◆ **What this task involves**
Take every line from the listing below that includes "start" and copy it.

◆ **Task inputs**
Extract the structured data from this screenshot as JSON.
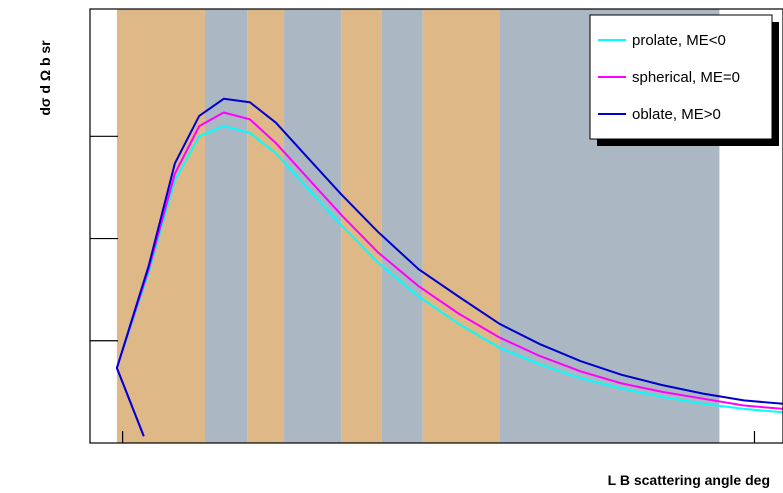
{
  "chart_data": {
    "type": "line",
    "xlabel": "L B scattering angle  deg",
    "ylabel": "dσ  d Ω  b sr",
    "xlim": [
      15,
      100
    ],
    "ylim": [
      0,
      1.3
    ],
    "ytick_values": [
      0.3,
      0.6,
      0.9
    ],
    "xtick_values": [
      19,
      96.5
    ],
    "legend_position": "top-right",
    "bands": [
      {
        "start": 18.3,
        "end": 29.1,
        "color": "#deb887"
      },
      {
        "start": 29.1,
        "end": 34.3,
        "color": "#abb8c3"
      },
      {
        "start": 34.3,
        "end": 38.8,
        "color": "#deb887"
      },
      {
        "start": 38.8,
        "end": 45.8,
        "color": "#abb8c3"
      },
      {
        "start": 45.8,
        "end": 50.8,
        "color": "#deb887"
      },
      {
        "start": 50.8,
        "end": 55.8,
        "color": "#abb8c3"
      },
      {
        "start": 55.8,
        "end": 65.2,
        "color": "#deb887"
      },
      {
        "start": 65.2,
        "end": 92.2,
        "color": "#abb8c3"
      }
    ],
    "x": [
      21.6,
      18.3,
      22.2,
      25.4,
      28.4,
      31.4,
      34.6,
      37.8,
      41.6,
      45.8,
      50.3,
      55.3,
      60.2,
      65.2,
      70.2,
      75.2,
      80.2,
      85.2,
      90.2,
      95.2,
      100.0
    ],
    "series": [
      {
        "name": "prolate, ME<0",
        "color": "#00ffff",
        "y": [
          0.02,
          0.22,
          0.5,
          0.77,
          0.9,
          0.93,
          0.91,
          0.85,
          0.75,
          0.64,
          0.53,
          0.43,
          0.35,
          0.28,
          0.23,
          0.19,
          0.16,
          0.135,
          0.115,
          0.1,
          0.09
        ]
      },
      {
        "name": "spherical, ME=0",
        "color": "#ff00ff",
        "y": [
          0.02,
          0.22,
          0.51,
          0.79,
          0.93,
          0.97,
          0.95,
          0.88,
          0.78,
          0.67,
          0.56,
          0.46,
          0.38,
          0.31,
          0.255,
          0.21,
          0.175,
          0.15,
          0.13,
          0.11,
          0.1
        ]
      },
      {
        "name": "oblate, ME>0",
        "color": "#0000cc",
        "y": [
          0.02,
          0.22,
          0.52,
          0.82,
          0.96,
          1.01,
          1.0,
          0.94,
          0.84,
          0.73,
          0.62,
          0.51,
          0.43,
          0.35,
          0.29,
          0.24,
          0.2,
          0.17,
          0.145,
          0.125,
          0.115
        ]
      }
    ]
  }
}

◆ **Written solution**
        "start": 18.3,
        "start": 29.1,
        "start": 34.3,
        "start": 38.8,
        "start": 45.8,
        "start": 50.8,
        "start": 55.8,
        "start": 65.2,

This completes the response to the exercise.